Given passage
My iPod Will Not Turn On | It Locked Me Out | Exclamation Point Madness | My iPod is Unhappy | iTunes Isn't Syncing | Music won't play on my iPod | Web Resources

Well, actually, I can even do a little bit better than basic. To be honest, iPods aren't really all that complicated, but when something happens to them and they stop working, it could mean the end of the music world for some of us and we certainly don't want that to happen. So, it's very important to understand what's going on with your iPod so you can get it fixed as quickly as possible.

Below, you'll find four of the most common iPod problems, including the "locking up" issue mentioned in today's question. The explanations of these problems really should help out a lot of you music lovers out there. Oh, and of course, I'm going to give you some tips on how you can go about actually fixing those problems too. Okay, here we go!

My iPod Will Not Turn On

This can be caused by several possibilities. Check each one in this order to find out what's wrong.

Make sure the "hold" switch is off.


  1. The hold switch is located on the top of the iPod. When it's pushed toward the headphones jack, you'll see an orange patch. This means the Hold switch is on and you need to turn it off.
  2. Slide the hold switch away from the headphones jack.
  3. Press any button to turn on the iPod.

Make sure the battery is charged.


iPod won't turn on if the battery is empty. Instead, a low battery screen will appear for about 3 seconds.

  1. Connect the iPod to the Apple iPod power adapter and plug that into an electrical outlet, or connect iPod to your computer's built-in firewire port.
  2. Wait a minute, and then turn on iPod by pressing any button.

Remember: If your battery is completely dead, it will take up to 4 hours for your player to charge completely.

Reset your iPod.


If the above fail, you must reset your iPod.

  1. Make sure the remote's hold switch is off.
  2. Connect the iPod to the power adapter.
  3. Connect the adapter to an outlet.
  4. Press and hold both the PLAY and MENU buttons for 5 seconds, until the Apple logo appears.

It Locked Me Out

Like the person who wrote in and asked this question, I'm sure many of you have run into this same problem too. Your iPod just locks up and no matter what you do, it will not respond. Well, there are several things that could cause this to happen. If you carry your iPod with you while doing various activities, it could put it into a bit of a shock. For example, exercising, jogging, jumping, dancing and even dropping it or running it into walls, etc. could cause your iPod to freeze up on you.

Supplied data
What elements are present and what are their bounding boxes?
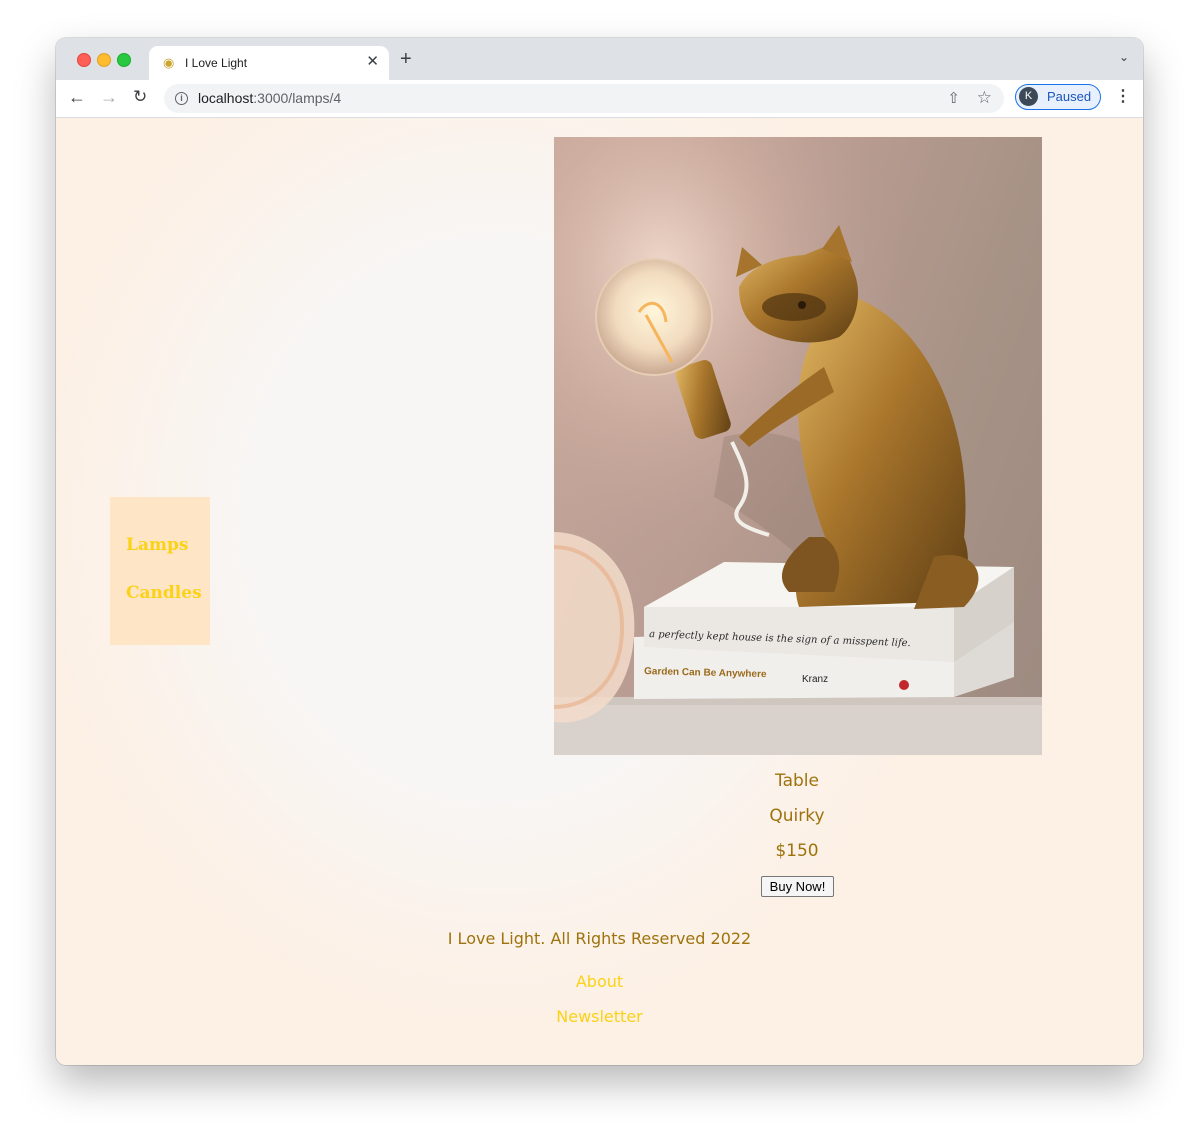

Request
In the iPod troubleshooting text, how long can it take a completely dead battery to charge fully?

Written answer
Up to 4 hours.